**Work to be completed:** In the copy, include every entry exactly but none of the images.
Start of The records
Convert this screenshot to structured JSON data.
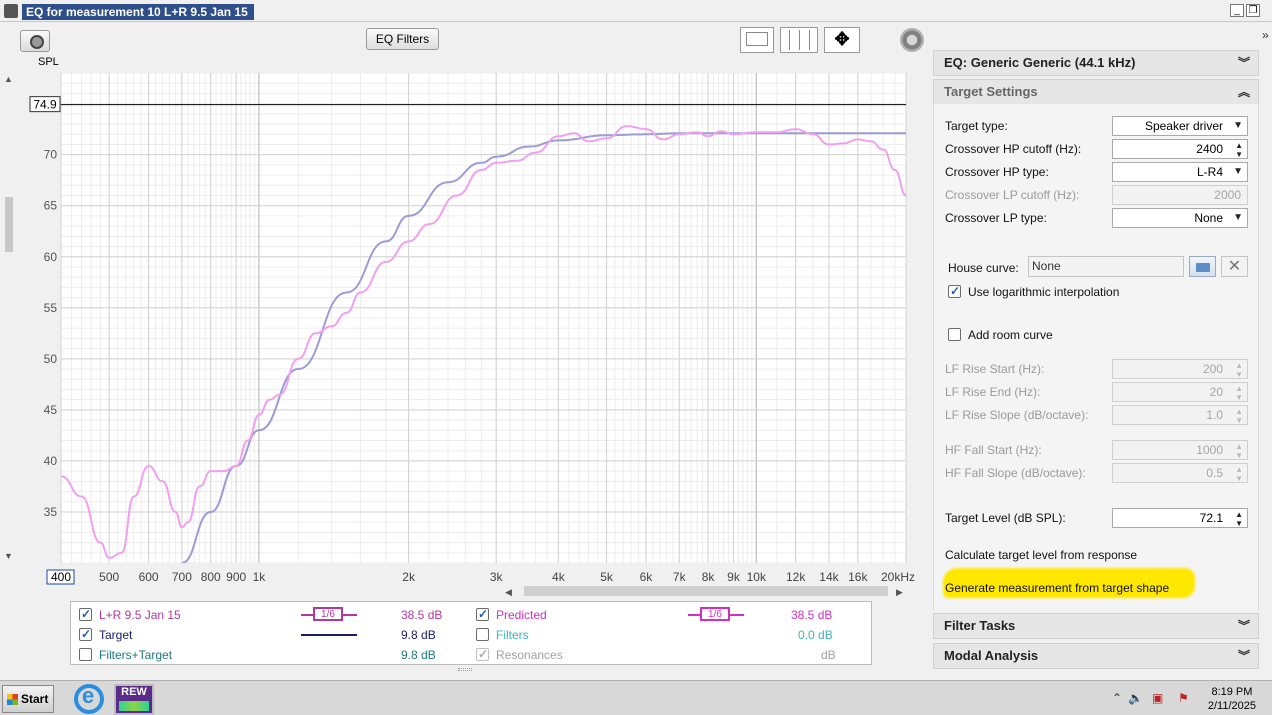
{
  "window": {
    "title": "EQ for measurement 10 L+R 9.5 Jan 15"
  },
  "toolbar": {
    "eq_filters_label": "EQ Filters"
  },
  "chart_data": {
    "type": "line",
    "xscale": "log",
    "xlim": [
      400,
      20000
    ],
    "ylim": [
      30,
      78
    ],
    "ylabel": "SPL",
    "level_marker": {
      "value": 74.9,
      "label": "74.9"
    },
    "x_ticks": [
      400,
      500,
      600,
      700,
      800,
      900,
      1000,
      2000,
      3000,
      4000,
      5000,
      6000,
      7000,
      8000,
      9000,
      10000,
      12000,
      14000,
      16000,
      20000
    ],
    "x_tick_labels": [
      "400",
      "500",
      "600",
      "700",
      "800",
      "900",
      "1k",
      "2k",
      "3k",
      "4k",
      "5k",
      "6k",
      "7k",
      "8k",
      "9k",
      "10k",
      "12k",
      "14k",
      "16k",
      "20kHz"
    ],
    "y_ticks": [
      35,
      40,
      45,
      50,
      55,
      60,
      65,
      70
    ],
    "y_tick_labels": [
      "35",
      "40",
      "45",
      "50",
      "55",
      "60",
      "65",
      "70"
    ],
    "series": [
      {
        "name": "Target",
        "color": "#9b9bd6",
        "x": [
          700,
          800,
          900,
          1000,
          1200,
          1500,
          1800,
          2000,
          2400,
          2800,
          3000,
          3500,
          4000,
          5000,
          6000,
          7000,
          8000,
          10000,
          12000,
          16000,
          20000
        ],
        "y": [
          30.0,
          35.0,
          39.5,
          43.0,
          49.0,
          56.5,
          61.5,
          64.0,
          67.3,
          69.2,
          69.8,
          70.8,
          71.4,
          71.9,
          72.0,
          72.1,
          72.1,
          72.1,
          72.1,
          72.1,
          72.1
        ]
      },
      {
        "name": "L+R 9.5 Jan 15",
        "color": "#f0a0ee",
        "x": [
          400,
          440,
          480,
          500,
          530,
          560,
          600,
          640,
          680,
          700,
          720,
          760,
          800,
          850,
          900,
          950,
          1000,
          1050,
          1100,
          1200,
          1300,
          1400,
          1500,
          1600,
          1800,
          2000,
          2200,
          2500,
          2800,
          3000,
          3300,
          3600,
          4000,
          4300,
          4600,
          5000,
          5500,
          6000,
          6500,
          7000,
          7600,
          8000,
          8500,
          9000,
          10000,
          11000,
          12000,
          13000,
          14000,
          15000,
          16000,
          17000,
          18000,
          19000,
          20000
        ],
        "y": [
          38.5,
          36.5,
          32.0,
          30.5,
          31.0,
          36.5,
          39.5,
          38.0,
          35.0,
          33.5,
          34.0,
          37.5,
          39.0,
          39.0,
          39.5,
          42.0,
          44.5,
          46.0,
          46.5,
          50.0,
          52.5,
          53.2,
          54.5,
          56.5,
          59.5,
          61.5,
          63.2,
          66.0,
          68.5,
          69.2,
          69.4,
          70.2,
          71.8,
          72.1,
          71.3,
          71.6,
          72.8,
          72.5,
          71.5,
          72.0,
          72.2,
          71.8,
          72.3,
          72.0,
          72.2,
          72.2,
          72.5,
          72.0,
          71.0,
          71.1,
          71.5,
          71.3,
          70.5,
          68.5,
          66.0
        ]
      }
    ]
  },
  "legend": {
    "rows": [
      {
        "label": "L+R 9.5 Jan 15",
        "checked": true,
        "smoothing": "1/6",
        "value": "38.5 dB"
      },
      {
        "label": "Target",
        "checked": true,
        "value": "9.8 dB"
      },
      {
        "label": "Filters+Target",
        "checked": false,
        "value": "9.8 dB"
      }
    ],
    "rows_right": [
      {
        "label": "Predicted",
        "checked": true,
        "smoothing": "1/6",
        "value": "38.5 dB"
      },
      {
        "label": "Filters",
        "checked": false,
        "value": "0.0 dB"
      },
      {
        "label": "Resonances",
        "checked": true,
        "value": "dB"
      }
    ]
  },
  "right_panel": {
    "eq_header": "EQ: Generic Generic (44.1 kHz)",
    "target_settings_header": "Target Settings",
    "target_type_label": "Target type:",
    "target_type_value": "Speaker driver",
    "hp_cutoff_label": "Crossover HP cutoff (Hz):",
    "hp_cutoff_value": "2400",
    "hp_type_label": "Crossover HP type:",
    "hp_type_value": "L-R4",
    "lp_cutoff_label": "Crossover LP cutoff (Hz):",
    "lp_cutoff_value": "2000",
    "lp_type_label": "Crossover LP type:",
    "lp_type_value": "None",
    "house_curve_label": "House curve:",
    "house_curve_value": "None",
    "log_interp_label": "Use logarithmic interpolation",
    "room_curve_label": "Add room curve",
    "lf_rise_start_label": "LF Rise Start (Hz):",
    "lf_rise_start_value": "200",
    "lf_rise_end_label": "LF Rise End (Hz):",
    "lf_rise_end_value": "20",
    "lf_rise_slope_label": "LF Rise Slope (dB/octave):",
    "lf_rise_slope_value": "1.0",
    "hf_fall_start_label": "HF Fall Start (Hz):",
    "hf_fall_start_value": "1000",
    "hf_fall_slope_label": "HF Fall Slope (dB/octave):",
    "hf_fall_slope_value": "0.5",
    "target_level_label": "Target Level (dB SPL):",
    "target_level_value": "72.1",
    "calc_target_label": "Calculate target level from response",
    "generate_label": "Generate measurement from target shape",
    "filter_tasks_header": "Filter Tasks",
    "modal_analysis_header": "Modal Analysis"
  },
  "taskbar": {
    "start_label": "Start",
    "rew_label": "REW",
    "time": "8:19 PM",
    "date": "2/11/2025"
  }
}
End of The records
**Written answer:**
Convert this screenshot to structured JSON data.
{
  "window": {
    "title": "EQ for measurement 10 L+R 9.5 Jan 15"
  },
  "toolbar": {
    "eq_filters_label": "EQ Filters"
  },
  "chart_data": {
    "type": "line",
    "xscale": "log",
    "xlim": [
      400,
      20000
    ],
    "ylim": [
      30,
      78
    ],
    "ylabel": "SPL",
    "level_marker": {
      "value": 74.9,
      "label": "74.9"
    },
    "x_ticks": [
      400,
      500,
      600,
      700,
      800,
      900,
      1000,
      2000,
      3000,
      4000,
      5000,
      6000,
      7000,
      8000,
      9000,
      10000,
      12000,
      14000,
      16000,
      20000
    ],
    "x_tick_labels": [
      "400",
      "500",
      "600",
      "700",
      "800",
      "900",
      "1k",
      "2k",
      "3k",
      "4k",
      "5k",
      "6k",
      "7k",
      "8k",
      "9k",
      "10k",
      "12k",
      "14k",
      "16k",
      "20kHz"
    ],
    "y_ticks": [
      35,
      40,
      45,
      50,
      55,
      60,
      65,
      70
    ],
    "y_tick_labels": [
      "35",
      "40",
      "45",
      "50",
      "55",
      "60",
      "65",
      "70"
    ],
    "series": [
      {
        "name": "Target",
        "color": "#9b9bd6",
        "x": [
          700,
          800,
          900,
          1000,
          1200,
          1500,
          1800,
          2000,
          2400,
          2800,
          3000,
          3500,
          4000,
          5000,
          6000,
          7000,
          8000,
          10000,
          12000,
          16000,
          20000
        ],
        "y": [
          30.0,
          35.0,
          39.5,
          43.0,
          49.0,
          56.5,
          61.5,
          64.0,
          67.3,
          69.2,
          69.8,
          70.8,
          71.4,
          71.9,
          72.0,
          72.1,
          72.1,
          72.1,
          72.1,
          72.1,
          72.1
        ]
      },
      {
        "name": "L+R 9.5 Jan 15",
        "color": "#f0a0ee",
        "x": [
          400,
          440,
          480,
          500,
          530,
          560,
          600,
          640,
          680,
          700,
          720,
          760,
          800,
          850,
          900,
          950,
          1000,
          1050,
          1100,
          1200,
          1300,
          1400,
          1500,
          1600,
          1800,
          2000,
          2200,
          2500,
          2800,
          3000,
          3300,
          3600,
          4000,
          4300,
          4600,
          5000,
          5500,
          6000,
          6500,
          7000,
          7600,
          8000,
          8500,
          9000,
          10000,
          11000,
          12000,
          13000,
          14000,
          15000,
          16000,
          17000,
          18000,
          19000,
          20000
        ],
        "y": [
          38.5,
          36.5,
          32.0,
          30.5,
          31.0,
          36.5,
          39.5,
          38.0,
          35.0,
          33.5,
          34.0,
          37.5,
          39.0,
          39.0,
          39.5,
          42.0,
          44.5,
          46.0,
          46.5,
          50.0,
          52.5,
          53.2,
          54.5,
          56.5,
          59.5,
          61.5,
          63.2,
          66.0,
          68.5,
          69.2,
          69.4,
          70.2,
          71.8,
          72.1,
          71.3,
          71.6,
          72.8,
          72.5,
          71.5,
          72.0,
          72.2,
          71.8,
          72.3,
          72.0,
          72.2,
          72.2,
          72.5,
          72.0,
          71.0,
          71.1,
          71.5,
          71.3,
          70.5,
          68.5,
          66.0
        ]
      }
    ]
  },
  "legend": {
    "rows": [
      {
        "label": "L+R 9.5 Jan 15",
        "checked": true,
        "smoothing": "1/6",
        "value": "38.5 dB"
      },
      {
        "label": "Target",
        "checked": true,
        "value": "9.8 dB"
      },
      {
        "label": "Filters+Target",
        "checked": false,
        "value": "9.8 dB"
      }
    ],
    "rows_right": [
      {
        "label": "Predicted",
        "checked": true,
        "smoothing": "1/6",
        "value": "38.5 dB"
      },
      {
        "label": "Filters",
        "checked": false,
        "value": "0.0 dB"
      },
      {
        "label": "Resonances",
        "checked": true,
        "value": "dB"
      }
    ]
  },
  "right_panel": {
    "eq_header": "EQ: Generic Generic (44.1 kHz)",
    "target_settings_header": "Target Settings",
    "target_type_label": "Target type:",
    "target_type_value": "Speaker driver",
    "hp_cutoff_label": "Crossover HP cutoff (Hz):",
    "hp_cutoff_value": "2400",
    "hp_type_label": "Crossover HP type:",
    "hp_type_value": "L-R4",
    "lp_cutoff_label": "Crossover LP cutoff (Hz):",
    "lp_cutoff_value": "2000",
    "lp_type_label": "Crossover LP type:",
    "lp_type_value": "None",
    "house_curve_label": "House curve:",
    "house_curve_value": "None",
    "log_interp_label": "Use logarithmic interpolation",
    "room_curve_label": "Add room curve",
    "lf_rise_start_label": "LF Rise Start (Hz):",
    "lf_rise_start_value": "200",
    "lf_rise_end_label": "LF Rise End (Hz):",
    "lf_rise_end_value": "20",
    "lf_rise_slope_label": "LF Rise Slope (dB/octave):",
    "lf_rise_slope_value": "1.0",
    "hf_fall_start_label": "HF Fall Start (Hz):",
    "hf_fall_start_value": "1000",
    "hf_fall_slope_label": "HF Fall Slope (dB/octave):",
    "hf_fall_slope_value": "0.5",
    "target_level_label": "Target Level (dB SPL):",
    "target_level_value": "72.1",
    "calc_target_label": "Calculate target level from response",
    "generate_label": "Generate measurement from target shape",
    "filter_tasks_header": "Filter Tasks",
    "modal_analysis_header": "Modal Analysis"
  },
  "taskbar": {
    "start_label": "Start",
    "rew_label": "REW",
    "time": "8:19 PM",
    "date": "2/11/2025"
  }
}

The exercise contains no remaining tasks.